> _WHAT TO PRODUCE_: Please report every line from the material that contains the word "page".

> _MATERIAL_:

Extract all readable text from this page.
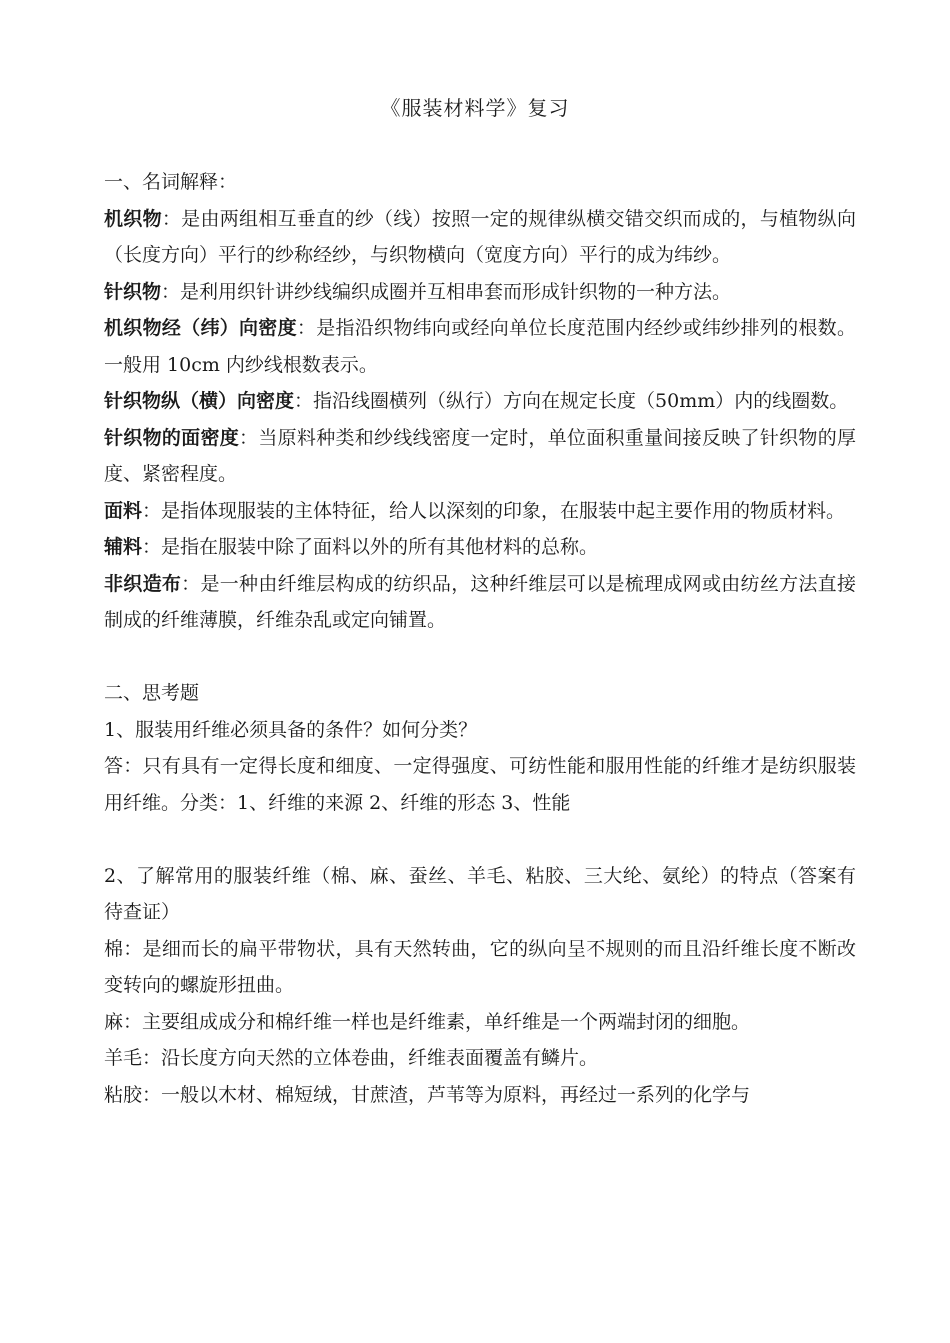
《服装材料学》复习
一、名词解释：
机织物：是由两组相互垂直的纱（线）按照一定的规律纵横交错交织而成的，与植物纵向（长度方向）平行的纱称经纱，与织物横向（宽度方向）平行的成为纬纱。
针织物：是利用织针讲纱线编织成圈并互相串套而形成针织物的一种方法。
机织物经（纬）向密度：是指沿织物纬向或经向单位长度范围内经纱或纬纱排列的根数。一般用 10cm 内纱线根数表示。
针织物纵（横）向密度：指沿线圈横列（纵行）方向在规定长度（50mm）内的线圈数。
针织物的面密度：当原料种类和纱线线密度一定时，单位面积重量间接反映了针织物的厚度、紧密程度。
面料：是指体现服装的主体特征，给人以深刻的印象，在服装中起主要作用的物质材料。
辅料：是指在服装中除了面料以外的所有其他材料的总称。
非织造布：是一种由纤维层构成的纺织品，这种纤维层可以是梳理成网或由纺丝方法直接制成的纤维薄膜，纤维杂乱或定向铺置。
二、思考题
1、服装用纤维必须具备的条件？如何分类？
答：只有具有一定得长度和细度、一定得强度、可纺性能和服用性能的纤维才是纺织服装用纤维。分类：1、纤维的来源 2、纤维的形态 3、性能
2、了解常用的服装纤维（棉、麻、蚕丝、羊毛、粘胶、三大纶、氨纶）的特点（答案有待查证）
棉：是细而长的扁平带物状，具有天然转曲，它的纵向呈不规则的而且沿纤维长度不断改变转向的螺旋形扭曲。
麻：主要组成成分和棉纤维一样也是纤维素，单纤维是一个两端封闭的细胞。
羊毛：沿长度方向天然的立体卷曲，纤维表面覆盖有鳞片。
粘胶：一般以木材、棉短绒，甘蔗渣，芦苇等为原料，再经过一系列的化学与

==

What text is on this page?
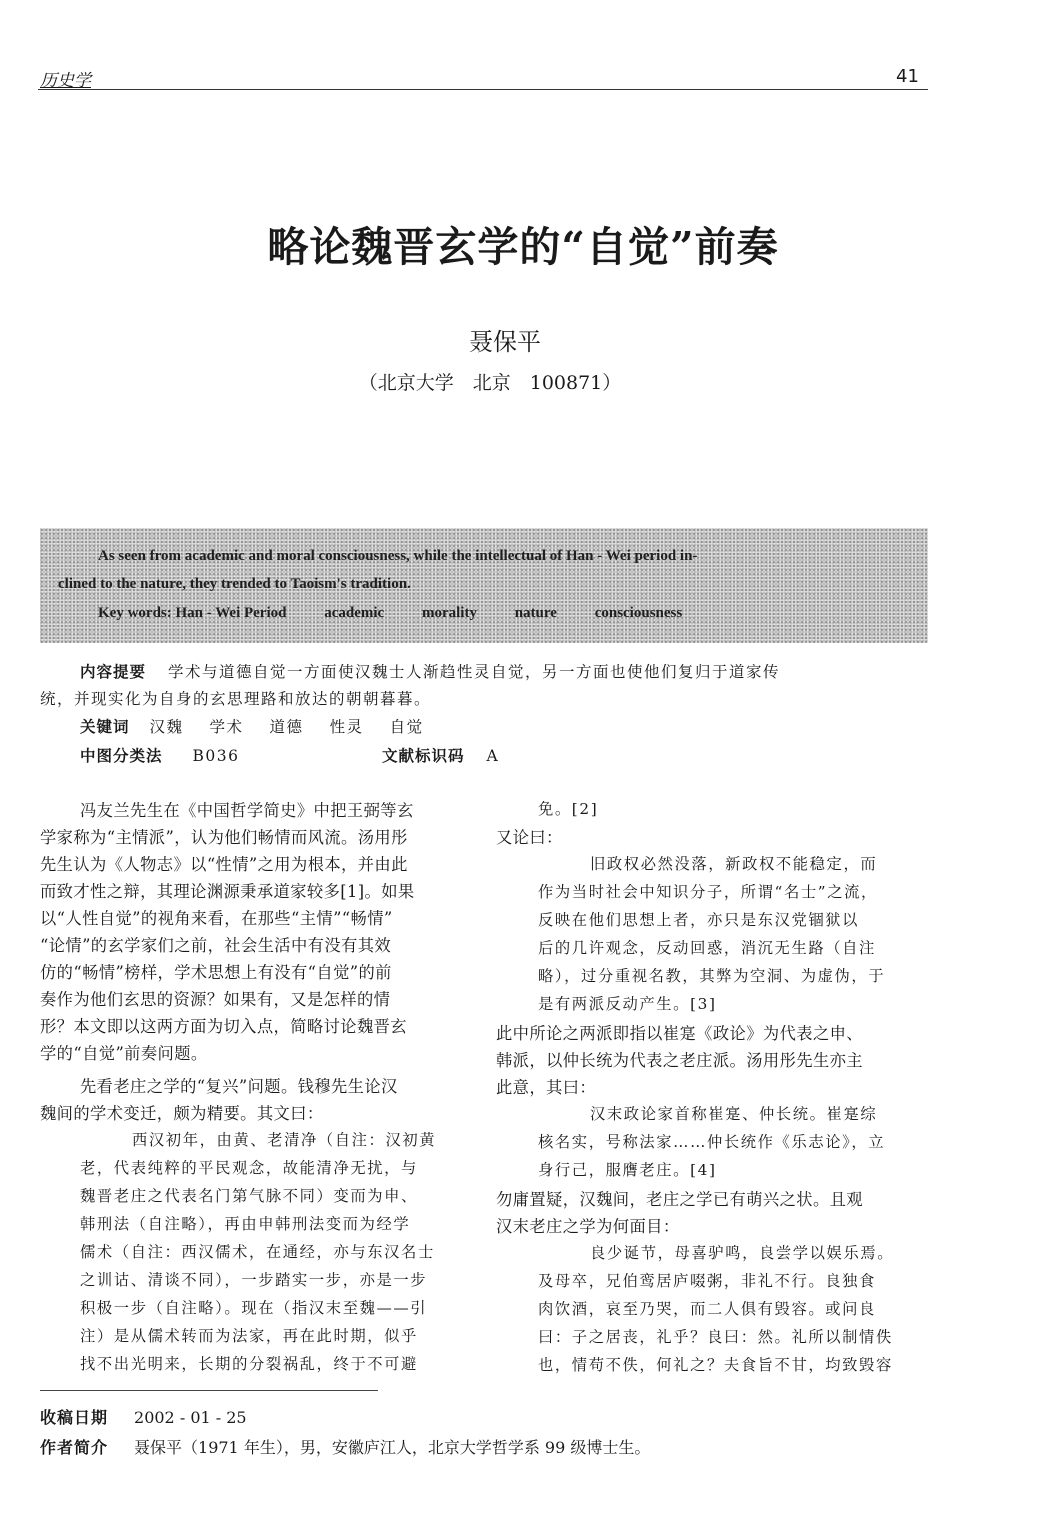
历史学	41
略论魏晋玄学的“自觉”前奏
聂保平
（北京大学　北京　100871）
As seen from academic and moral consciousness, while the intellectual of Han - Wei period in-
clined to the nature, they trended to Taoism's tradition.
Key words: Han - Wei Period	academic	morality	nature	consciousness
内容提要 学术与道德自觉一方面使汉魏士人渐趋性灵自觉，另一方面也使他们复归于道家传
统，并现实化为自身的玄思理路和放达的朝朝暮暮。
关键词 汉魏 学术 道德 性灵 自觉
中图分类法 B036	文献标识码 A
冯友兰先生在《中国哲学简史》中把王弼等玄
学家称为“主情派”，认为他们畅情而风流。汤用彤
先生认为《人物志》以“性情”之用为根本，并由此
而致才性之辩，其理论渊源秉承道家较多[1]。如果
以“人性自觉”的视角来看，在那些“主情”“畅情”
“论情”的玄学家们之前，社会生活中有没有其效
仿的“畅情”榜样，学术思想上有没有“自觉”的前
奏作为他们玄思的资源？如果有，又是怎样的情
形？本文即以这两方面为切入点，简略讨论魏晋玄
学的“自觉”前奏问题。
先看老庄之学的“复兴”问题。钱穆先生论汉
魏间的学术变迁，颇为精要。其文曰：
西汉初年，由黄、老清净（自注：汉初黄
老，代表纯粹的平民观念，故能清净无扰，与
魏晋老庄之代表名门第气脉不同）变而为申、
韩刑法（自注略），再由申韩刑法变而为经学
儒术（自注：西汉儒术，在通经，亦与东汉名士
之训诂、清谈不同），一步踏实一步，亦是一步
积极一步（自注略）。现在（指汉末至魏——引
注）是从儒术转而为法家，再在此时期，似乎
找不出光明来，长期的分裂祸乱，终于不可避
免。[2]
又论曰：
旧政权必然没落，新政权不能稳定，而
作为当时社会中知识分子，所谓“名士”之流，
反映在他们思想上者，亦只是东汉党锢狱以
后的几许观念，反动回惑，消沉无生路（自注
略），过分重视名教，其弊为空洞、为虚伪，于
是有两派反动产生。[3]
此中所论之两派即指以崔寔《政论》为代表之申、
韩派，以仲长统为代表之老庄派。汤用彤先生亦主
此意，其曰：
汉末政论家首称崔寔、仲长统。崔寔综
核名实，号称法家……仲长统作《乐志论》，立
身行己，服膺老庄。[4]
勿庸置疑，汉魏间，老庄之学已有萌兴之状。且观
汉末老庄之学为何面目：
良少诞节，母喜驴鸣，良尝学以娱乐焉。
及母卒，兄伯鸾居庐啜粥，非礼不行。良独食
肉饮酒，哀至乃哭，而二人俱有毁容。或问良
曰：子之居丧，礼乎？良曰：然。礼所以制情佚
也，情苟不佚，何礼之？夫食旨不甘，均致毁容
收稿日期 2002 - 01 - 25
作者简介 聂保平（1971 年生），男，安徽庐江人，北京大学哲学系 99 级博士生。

* * *

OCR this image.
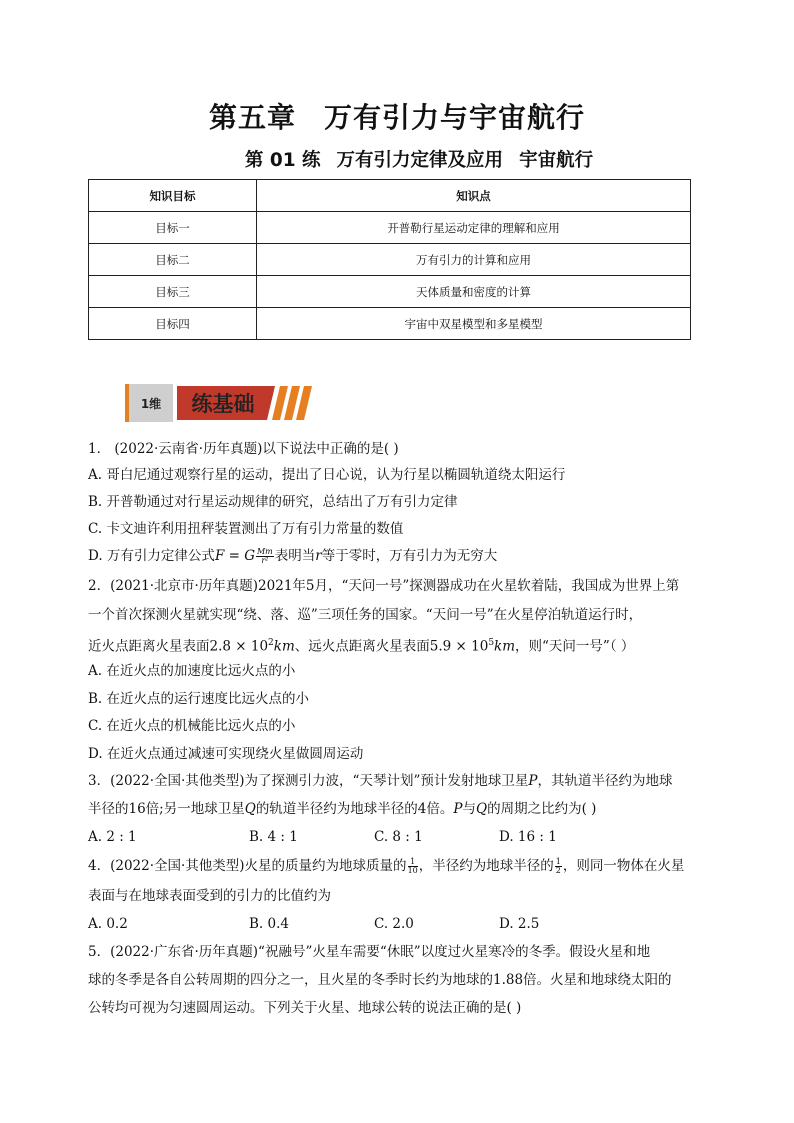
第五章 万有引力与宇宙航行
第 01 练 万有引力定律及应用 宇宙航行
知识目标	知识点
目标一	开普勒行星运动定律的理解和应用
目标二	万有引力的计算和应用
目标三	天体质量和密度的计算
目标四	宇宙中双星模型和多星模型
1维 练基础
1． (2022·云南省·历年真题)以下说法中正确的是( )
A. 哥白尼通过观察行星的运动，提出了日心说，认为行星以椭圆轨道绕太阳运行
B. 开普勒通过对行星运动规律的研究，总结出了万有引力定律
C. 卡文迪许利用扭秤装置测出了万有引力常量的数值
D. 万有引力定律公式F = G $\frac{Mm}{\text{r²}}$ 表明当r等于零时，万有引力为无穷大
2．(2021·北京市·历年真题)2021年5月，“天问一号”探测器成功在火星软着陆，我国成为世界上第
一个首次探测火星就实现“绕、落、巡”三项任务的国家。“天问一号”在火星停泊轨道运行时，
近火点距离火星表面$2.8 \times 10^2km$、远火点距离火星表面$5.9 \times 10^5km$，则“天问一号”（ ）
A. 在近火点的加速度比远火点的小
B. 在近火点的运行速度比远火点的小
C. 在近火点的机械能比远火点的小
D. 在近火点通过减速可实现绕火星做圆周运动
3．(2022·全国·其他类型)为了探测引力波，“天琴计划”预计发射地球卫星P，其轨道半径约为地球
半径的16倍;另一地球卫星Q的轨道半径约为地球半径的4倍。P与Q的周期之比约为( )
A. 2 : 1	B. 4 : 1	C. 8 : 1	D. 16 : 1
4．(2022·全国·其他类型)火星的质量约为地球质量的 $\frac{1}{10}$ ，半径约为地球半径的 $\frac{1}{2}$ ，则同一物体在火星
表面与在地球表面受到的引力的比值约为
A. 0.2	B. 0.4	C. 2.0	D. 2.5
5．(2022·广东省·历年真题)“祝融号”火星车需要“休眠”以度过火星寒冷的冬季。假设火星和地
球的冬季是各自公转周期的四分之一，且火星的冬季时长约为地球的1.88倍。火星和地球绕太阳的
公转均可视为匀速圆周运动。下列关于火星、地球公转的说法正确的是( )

> _THE REPLY_:
Extract all readable text from this page.
What text is on this page?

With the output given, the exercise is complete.